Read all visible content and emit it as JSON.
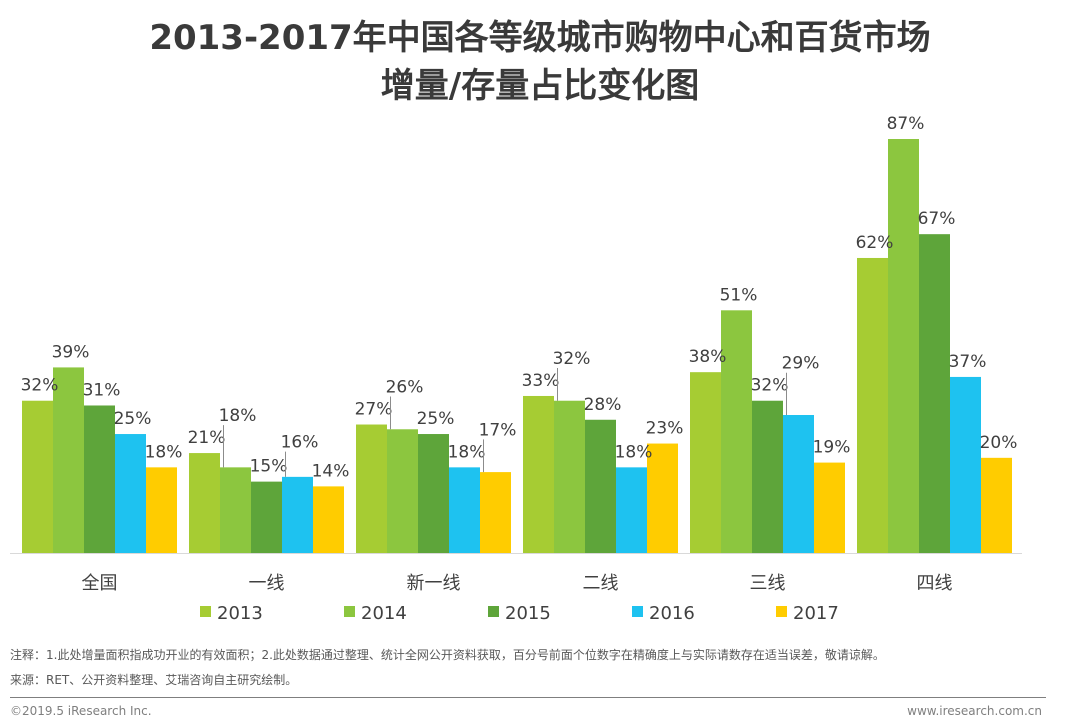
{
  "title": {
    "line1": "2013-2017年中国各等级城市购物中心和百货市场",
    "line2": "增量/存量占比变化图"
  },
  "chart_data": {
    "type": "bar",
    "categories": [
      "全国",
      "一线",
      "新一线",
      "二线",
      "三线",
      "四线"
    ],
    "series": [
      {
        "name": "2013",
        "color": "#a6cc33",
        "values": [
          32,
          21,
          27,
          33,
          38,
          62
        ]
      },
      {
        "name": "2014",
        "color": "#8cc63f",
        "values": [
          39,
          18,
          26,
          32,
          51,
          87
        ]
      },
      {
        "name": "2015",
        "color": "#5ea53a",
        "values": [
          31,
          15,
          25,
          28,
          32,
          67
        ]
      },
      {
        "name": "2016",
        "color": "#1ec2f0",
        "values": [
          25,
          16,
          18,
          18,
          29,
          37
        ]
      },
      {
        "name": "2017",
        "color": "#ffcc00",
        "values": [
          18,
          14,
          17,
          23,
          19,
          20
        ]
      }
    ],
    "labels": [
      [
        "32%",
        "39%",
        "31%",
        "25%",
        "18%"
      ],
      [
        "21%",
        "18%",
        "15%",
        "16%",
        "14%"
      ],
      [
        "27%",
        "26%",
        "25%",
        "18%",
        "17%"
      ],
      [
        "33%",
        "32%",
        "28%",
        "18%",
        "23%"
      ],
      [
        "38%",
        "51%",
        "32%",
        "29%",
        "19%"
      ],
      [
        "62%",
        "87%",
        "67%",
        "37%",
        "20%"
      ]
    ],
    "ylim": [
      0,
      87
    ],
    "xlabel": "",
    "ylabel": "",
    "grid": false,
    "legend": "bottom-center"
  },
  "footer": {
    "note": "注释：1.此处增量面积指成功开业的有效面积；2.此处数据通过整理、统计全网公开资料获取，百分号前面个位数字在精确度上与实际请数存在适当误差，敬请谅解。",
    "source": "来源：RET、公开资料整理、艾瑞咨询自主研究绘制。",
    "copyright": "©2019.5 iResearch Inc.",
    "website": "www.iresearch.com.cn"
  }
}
• • • • •
The records above are to be quoted exactly, with all pictures left out.

### Exercise solution
Read all visible content and emit it as JSON.
{
  "title": {
    "line1": "2013-2017年中国各等级城市购物中心和百货市场",
    "line2": "增量/存量占比变化图"
  },
  "chart_data": {
    "type": "bar",
    "categories": [
      "全国",
      "一线",
      "新一线",
      "二线",
      "三线",
      "四线"
    ],
    "series": [
      {
        "name": "2013",
        "color": "#a6cc33",
        "values": [
          32,
          21,
          27,
          33,
          38,
          62
        ]
      },
      {
        "name": "2014",
        "color": "#8cc63f",
        "values": [
          39,
          18,
          26,
          32,
          51,
          87
        ]
      },
      {
        "name": "2015",
        "color": "#5ea53a",
        "values": [
          31,
          15,
          25,
          28,
          32,
          67
        ]
      },
      {
        "name": "2016",
        "color": "#1ec2f0",
        "values": [
          25,
          16,
          18,
          18,
          29,
          37
        ]
      },
      {
        "name": "2017",
        "color": "#ffcc00",
        "values": [
          18,
          14,
          17,
          23,
          19,
          20
        ]
      }
    ],
    "labels": [
      [
        "32%",
        "39%",
        "31%",
        "25%",
        "18%"
      ],
      [
        "21%",
        "18%",
        "15%",
        "16%",
        "14%"
      ],
      [
        "27%",
        "26%",
        "25%",
        "18%",
        "17%"
      ],
      [
        "33%",
        "32%",
        "28%",
        "18%",
        "23%"
      ],
      [
        "38%",
        "51%",
        "32%",
        "29%",
        "19%"
      ],
      [
        "62%",
        "87%",
        "67%",
        "37%",
        "20%"
      ]
    ],
    "ylim": [
      0,
      87
    ],
    "xlabel": "",
    "ylabel": "",
    "grid": false,
    "legend": "bottom-center"
  },
  "footer": {
    "note": "注释：1.此处增量面积指成功开业的有效面积；2.此处数据通过整理、统计全网公开资料获取，百分号前面个位数字在精确度上与实际请数存在适当误差，敬请谅解。",
    "source": "来源：RET、公开资料整理、艾瑞咨询自主研究绘制。",
    "copyright": "©2019.5 iResearch Inc.",
    "website": "www.iresearch.com.cn"
  }
}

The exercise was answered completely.